• Dataset extract
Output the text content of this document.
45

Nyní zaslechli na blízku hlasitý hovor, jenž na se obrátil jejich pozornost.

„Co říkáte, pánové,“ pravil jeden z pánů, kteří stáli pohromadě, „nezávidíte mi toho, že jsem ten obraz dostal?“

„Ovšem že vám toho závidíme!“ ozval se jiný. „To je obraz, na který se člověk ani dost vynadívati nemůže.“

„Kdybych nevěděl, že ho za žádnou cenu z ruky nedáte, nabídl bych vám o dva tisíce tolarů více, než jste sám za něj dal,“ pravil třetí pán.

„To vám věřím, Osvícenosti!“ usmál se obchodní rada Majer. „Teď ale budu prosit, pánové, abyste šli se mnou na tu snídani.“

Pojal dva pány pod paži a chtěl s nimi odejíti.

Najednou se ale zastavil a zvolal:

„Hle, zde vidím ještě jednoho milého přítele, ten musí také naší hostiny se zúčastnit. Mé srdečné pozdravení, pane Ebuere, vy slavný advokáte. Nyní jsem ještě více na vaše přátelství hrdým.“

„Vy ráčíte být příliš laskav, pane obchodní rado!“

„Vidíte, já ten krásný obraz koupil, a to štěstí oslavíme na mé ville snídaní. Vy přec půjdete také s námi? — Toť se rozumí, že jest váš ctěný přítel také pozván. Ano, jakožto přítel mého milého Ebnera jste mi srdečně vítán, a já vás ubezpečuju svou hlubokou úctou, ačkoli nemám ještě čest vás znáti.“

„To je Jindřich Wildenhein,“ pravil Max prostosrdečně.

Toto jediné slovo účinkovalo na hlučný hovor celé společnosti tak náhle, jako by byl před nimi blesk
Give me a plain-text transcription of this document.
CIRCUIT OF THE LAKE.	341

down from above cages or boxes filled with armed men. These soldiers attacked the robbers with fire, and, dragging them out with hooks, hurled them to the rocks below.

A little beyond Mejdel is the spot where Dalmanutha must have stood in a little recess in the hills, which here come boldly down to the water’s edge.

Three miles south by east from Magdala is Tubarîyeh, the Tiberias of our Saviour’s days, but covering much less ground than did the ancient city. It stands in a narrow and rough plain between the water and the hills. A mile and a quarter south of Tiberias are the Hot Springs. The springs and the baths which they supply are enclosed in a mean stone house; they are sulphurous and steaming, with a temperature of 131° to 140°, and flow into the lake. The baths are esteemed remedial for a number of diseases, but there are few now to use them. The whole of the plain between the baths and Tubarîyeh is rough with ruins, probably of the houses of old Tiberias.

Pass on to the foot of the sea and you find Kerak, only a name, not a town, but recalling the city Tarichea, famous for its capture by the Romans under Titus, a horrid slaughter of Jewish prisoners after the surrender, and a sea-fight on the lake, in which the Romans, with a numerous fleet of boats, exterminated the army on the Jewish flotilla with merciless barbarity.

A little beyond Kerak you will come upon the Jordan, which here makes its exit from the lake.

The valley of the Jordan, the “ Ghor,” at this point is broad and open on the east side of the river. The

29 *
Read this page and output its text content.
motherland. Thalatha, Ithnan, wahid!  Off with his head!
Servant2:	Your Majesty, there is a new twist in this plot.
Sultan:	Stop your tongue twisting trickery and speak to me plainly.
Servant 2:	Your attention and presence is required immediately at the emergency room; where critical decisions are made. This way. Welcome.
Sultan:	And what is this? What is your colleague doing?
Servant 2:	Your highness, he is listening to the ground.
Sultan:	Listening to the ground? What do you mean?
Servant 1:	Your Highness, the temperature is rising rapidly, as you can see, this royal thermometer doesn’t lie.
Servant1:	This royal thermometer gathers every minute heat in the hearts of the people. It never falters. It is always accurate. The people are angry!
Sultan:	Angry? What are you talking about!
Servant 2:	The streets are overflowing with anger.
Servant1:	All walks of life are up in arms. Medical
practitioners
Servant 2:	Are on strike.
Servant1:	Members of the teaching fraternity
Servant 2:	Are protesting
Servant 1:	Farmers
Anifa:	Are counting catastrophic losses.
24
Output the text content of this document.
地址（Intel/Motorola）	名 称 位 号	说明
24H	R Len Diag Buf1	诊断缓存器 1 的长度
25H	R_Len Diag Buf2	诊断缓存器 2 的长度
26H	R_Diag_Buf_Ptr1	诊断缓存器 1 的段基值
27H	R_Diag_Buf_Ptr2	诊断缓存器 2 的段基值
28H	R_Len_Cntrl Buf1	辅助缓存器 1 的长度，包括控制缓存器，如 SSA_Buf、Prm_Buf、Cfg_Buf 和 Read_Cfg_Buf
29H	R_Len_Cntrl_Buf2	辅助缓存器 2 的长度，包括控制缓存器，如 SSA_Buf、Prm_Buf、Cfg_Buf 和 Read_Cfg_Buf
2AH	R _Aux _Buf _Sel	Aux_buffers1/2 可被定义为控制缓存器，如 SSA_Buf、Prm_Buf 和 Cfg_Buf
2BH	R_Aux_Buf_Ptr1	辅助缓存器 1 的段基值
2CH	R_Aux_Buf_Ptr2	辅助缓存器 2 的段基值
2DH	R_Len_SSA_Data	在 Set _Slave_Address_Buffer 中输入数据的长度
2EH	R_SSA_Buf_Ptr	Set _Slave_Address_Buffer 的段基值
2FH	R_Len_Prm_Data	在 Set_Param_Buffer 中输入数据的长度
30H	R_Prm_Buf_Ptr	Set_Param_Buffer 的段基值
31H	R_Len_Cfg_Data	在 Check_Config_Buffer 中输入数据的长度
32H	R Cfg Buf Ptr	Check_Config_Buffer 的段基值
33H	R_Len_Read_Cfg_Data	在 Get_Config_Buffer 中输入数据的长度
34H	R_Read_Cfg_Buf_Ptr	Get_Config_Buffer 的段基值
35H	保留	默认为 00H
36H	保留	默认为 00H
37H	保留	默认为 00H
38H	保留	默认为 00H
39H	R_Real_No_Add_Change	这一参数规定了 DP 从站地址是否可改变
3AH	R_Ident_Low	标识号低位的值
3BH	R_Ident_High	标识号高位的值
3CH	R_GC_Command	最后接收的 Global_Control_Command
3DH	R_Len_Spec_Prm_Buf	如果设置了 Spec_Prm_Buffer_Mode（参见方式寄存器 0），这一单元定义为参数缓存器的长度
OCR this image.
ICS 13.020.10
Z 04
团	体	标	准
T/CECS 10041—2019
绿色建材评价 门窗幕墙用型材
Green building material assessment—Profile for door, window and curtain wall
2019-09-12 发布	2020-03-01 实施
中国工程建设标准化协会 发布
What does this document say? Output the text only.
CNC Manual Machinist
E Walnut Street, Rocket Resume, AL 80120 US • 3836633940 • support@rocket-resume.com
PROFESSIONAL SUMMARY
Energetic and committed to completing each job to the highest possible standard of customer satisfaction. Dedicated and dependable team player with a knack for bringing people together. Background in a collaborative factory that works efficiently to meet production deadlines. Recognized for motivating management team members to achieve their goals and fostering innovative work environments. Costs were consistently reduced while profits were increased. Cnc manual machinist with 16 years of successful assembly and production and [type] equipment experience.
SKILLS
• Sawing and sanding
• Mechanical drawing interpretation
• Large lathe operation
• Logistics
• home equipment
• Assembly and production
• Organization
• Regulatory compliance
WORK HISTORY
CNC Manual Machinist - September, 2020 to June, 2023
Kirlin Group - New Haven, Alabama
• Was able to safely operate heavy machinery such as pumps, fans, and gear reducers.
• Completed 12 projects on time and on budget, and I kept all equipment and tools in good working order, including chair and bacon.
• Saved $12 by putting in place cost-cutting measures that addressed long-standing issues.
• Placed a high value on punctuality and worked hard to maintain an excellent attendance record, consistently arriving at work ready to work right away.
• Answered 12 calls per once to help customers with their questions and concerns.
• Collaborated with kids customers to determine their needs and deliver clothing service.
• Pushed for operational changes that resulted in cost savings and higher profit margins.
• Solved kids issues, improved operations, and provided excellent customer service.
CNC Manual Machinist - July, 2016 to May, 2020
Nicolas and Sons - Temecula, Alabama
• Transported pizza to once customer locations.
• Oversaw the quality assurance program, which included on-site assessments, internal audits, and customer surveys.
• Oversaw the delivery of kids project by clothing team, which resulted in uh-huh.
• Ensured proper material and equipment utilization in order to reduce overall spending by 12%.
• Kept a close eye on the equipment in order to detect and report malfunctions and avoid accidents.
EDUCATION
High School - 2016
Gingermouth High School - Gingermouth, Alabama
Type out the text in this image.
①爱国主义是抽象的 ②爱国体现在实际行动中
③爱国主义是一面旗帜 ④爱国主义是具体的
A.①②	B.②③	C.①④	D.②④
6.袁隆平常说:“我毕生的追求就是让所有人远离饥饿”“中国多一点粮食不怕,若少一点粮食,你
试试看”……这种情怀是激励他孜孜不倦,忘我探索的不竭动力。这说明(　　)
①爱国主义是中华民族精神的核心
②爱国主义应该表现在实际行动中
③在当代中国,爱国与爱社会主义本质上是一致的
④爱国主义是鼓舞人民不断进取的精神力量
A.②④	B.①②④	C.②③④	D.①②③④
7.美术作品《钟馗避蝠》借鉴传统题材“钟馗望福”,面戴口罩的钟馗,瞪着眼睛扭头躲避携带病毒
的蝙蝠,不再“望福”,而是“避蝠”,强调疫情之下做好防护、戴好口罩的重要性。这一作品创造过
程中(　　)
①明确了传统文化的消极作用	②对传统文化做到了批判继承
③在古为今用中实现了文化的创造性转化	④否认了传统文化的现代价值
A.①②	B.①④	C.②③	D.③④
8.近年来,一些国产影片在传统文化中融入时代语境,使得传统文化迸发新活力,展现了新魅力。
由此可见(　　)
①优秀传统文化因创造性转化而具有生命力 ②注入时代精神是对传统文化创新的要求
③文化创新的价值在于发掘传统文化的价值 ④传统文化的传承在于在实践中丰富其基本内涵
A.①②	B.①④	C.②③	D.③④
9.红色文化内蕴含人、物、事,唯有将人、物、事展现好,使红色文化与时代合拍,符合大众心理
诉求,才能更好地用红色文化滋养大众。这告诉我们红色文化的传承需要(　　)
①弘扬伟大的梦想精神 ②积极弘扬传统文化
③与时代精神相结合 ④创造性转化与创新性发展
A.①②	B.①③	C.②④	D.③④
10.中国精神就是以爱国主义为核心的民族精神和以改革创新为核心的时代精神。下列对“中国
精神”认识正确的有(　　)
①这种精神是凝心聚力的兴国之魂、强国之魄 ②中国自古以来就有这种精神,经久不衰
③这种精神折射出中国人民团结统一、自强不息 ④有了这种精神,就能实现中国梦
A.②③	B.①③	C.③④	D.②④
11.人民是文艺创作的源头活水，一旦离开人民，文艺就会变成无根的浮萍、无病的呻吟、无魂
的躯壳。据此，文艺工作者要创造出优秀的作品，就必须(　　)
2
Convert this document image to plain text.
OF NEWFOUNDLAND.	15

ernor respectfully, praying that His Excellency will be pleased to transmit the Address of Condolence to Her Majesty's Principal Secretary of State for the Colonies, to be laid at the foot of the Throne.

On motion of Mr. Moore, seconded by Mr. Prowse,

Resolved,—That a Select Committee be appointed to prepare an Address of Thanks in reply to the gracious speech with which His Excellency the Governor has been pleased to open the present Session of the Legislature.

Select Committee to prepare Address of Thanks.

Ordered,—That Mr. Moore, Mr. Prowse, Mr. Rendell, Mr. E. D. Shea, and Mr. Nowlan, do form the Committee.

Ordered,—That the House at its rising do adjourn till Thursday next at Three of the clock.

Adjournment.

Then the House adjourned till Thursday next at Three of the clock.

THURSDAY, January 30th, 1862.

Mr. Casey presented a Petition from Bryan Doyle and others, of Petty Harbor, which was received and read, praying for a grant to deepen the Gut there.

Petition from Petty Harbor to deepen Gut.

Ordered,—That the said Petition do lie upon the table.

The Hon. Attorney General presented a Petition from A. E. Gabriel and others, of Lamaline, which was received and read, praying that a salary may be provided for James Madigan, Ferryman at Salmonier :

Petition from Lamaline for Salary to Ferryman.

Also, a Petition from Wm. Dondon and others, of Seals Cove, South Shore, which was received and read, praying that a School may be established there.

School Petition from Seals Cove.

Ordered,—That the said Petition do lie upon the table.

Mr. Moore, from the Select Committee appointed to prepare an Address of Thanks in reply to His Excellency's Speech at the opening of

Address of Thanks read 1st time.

• Exercise goal
Spot every line that holds "Ferryman" and copy it.

• Result below
The Hon. Attorney General presented a Petition from A. E. Gabriel and others, of Lamaline, which was received and read, praying that a salary may be provided for James Madigan, Ferryman at Salmonier :
Petition from Lamaline for Salary to Ferryman.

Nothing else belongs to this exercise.